_Dataset content:_
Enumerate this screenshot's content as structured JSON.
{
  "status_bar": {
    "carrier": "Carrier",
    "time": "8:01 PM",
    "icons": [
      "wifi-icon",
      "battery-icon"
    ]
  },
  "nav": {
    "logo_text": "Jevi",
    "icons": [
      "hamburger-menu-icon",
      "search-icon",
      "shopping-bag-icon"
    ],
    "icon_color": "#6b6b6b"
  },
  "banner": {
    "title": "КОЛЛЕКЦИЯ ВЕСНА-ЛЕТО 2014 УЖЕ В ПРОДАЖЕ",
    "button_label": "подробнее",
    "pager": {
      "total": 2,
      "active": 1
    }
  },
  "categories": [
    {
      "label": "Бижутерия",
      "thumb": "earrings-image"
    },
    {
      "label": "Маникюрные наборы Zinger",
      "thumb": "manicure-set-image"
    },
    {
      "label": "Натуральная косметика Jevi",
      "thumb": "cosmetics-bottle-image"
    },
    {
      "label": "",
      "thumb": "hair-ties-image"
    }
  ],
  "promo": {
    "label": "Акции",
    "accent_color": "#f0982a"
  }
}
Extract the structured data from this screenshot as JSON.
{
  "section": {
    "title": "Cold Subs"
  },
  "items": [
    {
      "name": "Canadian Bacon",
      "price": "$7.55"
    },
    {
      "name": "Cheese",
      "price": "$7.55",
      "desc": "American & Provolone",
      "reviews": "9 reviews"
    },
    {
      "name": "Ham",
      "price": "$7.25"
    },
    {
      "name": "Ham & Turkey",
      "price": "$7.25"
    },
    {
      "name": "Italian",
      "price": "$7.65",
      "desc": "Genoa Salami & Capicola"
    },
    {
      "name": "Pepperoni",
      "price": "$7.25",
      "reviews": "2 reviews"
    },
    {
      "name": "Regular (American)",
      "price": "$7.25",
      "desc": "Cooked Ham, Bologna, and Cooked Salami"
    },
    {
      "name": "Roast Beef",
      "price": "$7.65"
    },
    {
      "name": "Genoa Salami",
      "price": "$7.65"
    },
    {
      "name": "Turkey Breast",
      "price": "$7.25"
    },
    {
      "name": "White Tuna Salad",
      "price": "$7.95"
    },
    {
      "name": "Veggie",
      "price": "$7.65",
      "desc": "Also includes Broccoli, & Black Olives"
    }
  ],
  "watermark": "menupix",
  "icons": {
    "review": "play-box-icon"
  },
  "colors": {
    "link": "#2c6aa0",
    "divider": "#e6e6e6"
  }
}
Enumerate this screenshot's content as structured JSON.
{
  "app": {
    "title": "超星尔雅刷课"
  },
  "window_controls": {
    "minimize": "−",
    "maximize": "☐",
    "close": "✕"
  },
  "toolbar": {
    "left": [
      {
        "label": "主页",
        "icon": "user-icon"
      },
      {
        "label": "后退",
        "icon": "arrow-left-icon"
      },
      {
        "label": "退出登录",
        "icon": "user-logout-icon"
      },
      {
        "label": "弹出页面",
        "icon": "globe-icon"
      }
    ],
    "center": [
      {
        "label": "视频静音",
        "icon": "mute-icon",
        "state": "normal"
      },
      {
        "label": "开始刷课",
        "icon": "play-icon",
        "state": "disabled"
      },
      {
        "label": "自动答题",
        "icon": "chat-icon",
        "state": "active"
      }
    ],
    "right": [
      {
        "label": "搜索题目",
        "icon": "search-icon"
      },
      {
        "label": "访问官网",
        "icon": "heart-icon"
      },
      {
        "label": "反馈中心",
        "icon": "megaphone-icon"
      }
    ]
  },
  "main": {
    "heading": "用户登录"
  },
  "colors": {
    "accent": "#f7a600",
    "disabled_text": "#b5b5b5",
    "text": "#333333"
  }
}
...
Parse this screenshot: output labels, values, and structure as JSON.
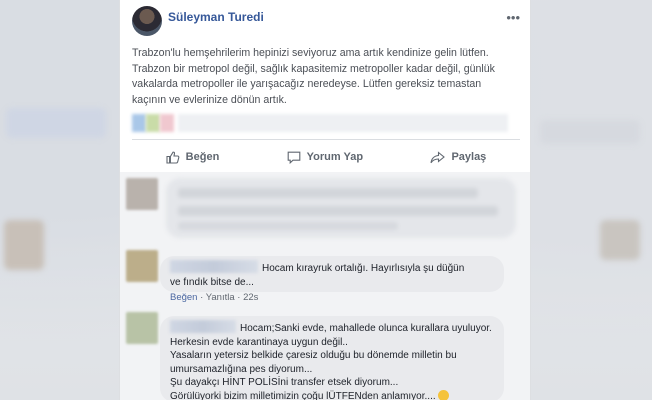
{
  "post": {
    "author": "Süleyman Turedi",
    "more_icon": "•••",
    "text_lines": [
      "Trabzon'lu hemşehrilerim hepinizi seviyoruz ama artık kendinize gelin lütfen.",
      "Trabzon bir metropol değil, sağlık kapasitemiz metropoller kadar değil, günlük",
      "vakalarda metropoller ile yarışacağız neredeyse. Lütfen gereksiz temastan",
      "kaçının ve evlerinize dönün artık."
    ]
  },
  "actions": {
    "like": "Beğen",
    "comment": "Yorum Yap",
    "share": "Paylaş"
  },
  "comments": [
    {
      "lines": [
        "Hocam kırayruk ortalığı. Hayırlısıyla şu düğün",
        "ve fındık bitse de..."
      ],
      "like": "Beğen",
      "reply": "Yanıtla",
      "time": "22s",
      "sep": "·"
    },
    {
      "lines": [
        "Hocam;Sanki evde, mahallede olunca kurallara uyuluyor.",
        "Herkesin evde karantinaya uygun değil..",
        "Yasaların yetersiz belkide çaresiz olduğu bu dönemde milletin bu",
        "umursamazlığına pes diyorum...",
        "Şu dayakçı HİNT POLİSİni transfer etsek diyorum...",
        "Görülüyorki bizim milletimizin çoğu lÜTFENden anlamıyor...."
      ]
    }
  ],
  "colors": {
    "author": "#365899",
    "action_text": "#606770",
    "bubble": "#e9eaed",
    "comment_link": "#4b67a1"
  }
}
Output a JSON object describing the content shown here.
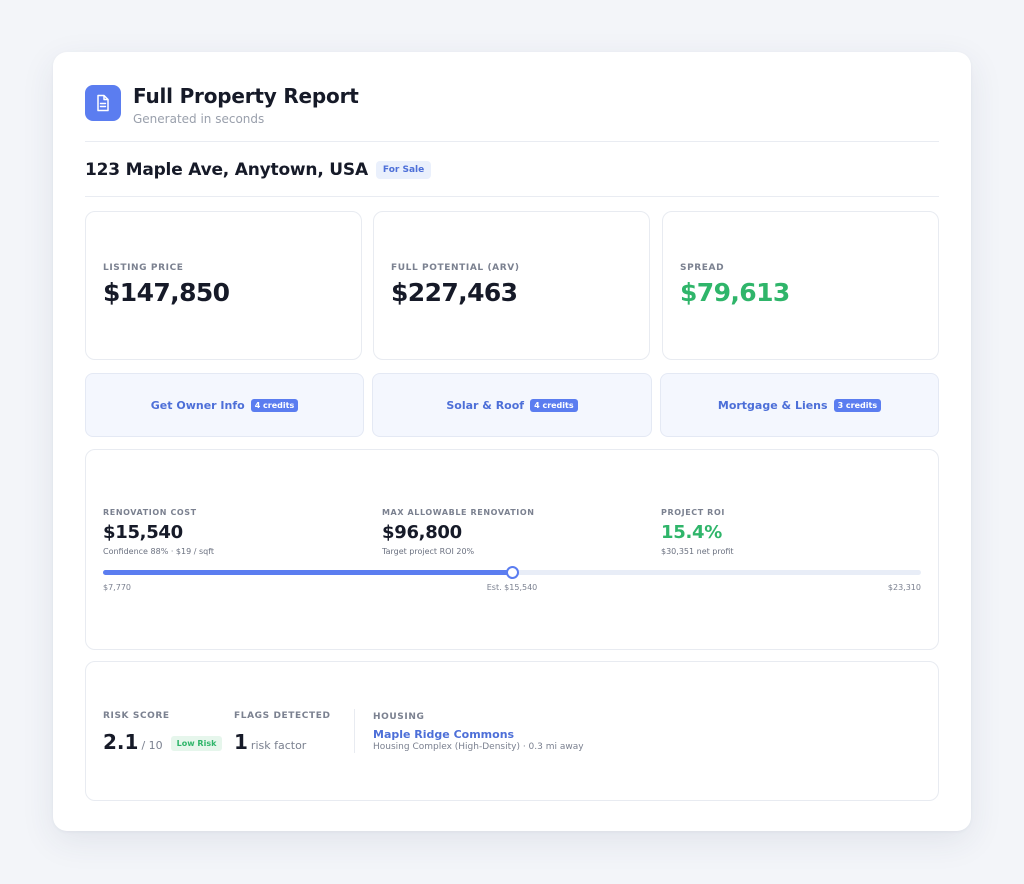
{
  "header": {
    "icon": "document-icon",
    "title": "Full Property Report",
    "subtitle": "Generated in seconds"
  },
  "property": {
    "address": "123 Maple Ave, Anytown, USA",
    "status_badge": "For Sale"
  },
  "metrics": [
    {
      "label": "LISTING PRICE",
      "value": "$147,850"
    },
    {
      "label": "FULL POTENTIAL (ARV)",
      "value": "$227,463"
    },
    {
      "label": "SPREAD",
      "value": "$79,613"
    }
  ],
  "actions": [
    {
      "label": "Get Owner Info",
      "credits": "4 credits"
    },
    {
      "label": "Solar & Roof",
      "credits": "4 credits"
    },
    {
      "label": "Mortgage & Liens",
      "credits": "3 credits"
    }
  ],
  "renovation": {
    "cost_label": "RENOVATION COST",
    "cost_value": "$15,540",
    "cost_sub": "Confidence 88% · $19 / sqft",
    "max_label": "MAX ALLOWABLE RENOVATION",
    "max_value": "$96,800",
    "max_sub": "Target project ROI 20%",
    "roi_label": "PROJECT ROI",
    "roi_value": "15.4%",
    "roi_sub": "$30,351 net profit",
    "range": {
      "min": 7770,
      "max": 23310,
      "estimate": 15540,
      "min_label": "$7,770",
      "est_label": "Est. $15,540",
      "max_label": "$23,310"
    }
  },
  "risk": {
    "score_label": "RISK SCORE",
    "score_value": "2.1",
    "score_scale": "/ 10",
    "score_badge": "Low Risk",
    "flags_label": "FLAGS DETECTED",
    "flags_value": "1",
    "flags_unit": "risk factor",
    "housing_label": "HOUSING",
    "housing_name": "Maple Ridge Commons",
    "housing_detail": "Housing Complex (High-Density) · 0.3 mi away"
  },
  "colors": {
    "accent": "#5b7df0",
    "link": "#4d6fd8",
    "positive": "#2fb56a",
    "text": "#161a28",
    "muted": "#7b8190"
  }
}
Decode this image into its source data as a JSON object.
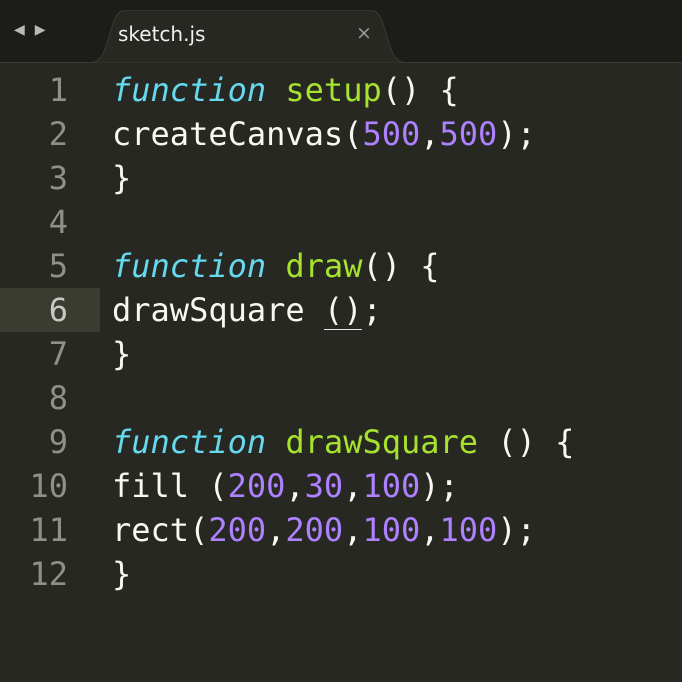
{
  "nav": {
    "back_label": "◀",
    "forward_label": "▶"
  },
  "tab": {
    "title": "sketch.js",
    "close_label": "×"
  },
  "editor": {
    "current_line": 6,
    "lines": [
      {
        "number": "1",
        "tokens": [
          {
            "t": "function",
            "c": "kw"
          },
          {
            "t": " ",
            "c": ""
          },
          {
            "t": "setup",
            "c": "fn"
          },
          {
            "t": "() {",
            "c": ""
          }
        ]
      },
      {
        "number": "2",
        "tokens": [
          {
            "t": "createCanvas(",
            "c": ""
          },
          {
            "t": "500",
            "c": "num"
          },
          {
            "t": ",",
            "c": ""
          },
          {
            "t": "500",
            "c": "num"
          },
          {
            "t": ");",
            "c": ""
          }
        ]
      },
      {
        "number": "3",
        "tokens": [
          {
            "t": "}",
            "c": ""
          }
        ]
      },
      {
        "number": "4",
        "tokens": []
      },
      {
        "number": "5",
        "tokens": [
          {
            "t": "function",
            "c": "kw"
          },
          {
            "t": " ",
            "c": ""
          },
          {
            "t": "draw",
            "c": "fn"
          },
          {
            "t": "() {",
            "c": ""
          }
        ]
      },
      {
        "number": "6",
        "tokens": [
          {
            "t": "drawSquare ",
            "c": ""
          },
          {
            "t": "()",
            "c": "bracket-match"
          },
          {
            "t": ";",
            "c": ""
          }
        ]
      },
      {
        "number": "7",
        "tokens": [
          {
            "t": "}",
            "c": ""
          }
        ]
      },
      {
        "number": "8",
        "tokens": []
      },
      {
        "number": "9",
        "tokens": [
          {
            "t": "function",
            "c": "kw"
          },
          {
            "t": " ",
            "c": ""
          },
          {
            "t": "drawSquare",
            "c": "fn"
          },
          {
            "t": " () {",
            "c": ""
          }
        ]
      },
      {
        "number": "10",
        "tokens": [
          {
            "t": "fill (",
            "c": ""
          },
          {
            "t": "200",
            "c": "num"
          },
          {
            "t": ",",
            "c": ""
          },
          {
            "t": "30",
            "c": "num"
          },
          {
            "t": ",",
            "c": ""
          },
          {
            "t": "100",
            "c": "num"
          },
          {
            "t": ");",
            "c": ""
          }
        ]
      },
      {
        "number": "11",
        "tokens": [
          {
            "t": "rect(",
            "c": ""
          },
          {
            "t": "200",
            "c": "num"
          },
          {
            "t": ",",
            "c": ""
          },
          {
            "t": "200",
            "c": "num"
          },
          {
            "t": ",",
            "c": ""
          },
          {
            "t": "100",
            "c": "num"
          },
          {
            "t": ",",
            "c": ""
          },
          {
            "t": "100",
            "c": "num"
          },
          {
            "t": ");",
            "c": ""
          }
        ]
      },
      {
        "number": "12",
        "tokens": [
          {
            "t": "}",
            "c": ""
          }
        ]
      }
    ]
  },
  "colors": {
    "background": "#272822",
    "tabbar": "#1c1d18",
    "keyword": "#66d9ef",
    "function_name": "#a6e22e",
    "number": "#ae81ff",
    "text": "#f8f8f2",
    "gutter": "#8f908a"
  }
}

_Task objective:_
Single out each line of the records above with the string "diyorum" in it, and copy it.

_Full answer:_
        "umursamazlığına pes diyorum...",
        "Şu dayakçı HİNT POLİSİni transfer etsek diyorum...",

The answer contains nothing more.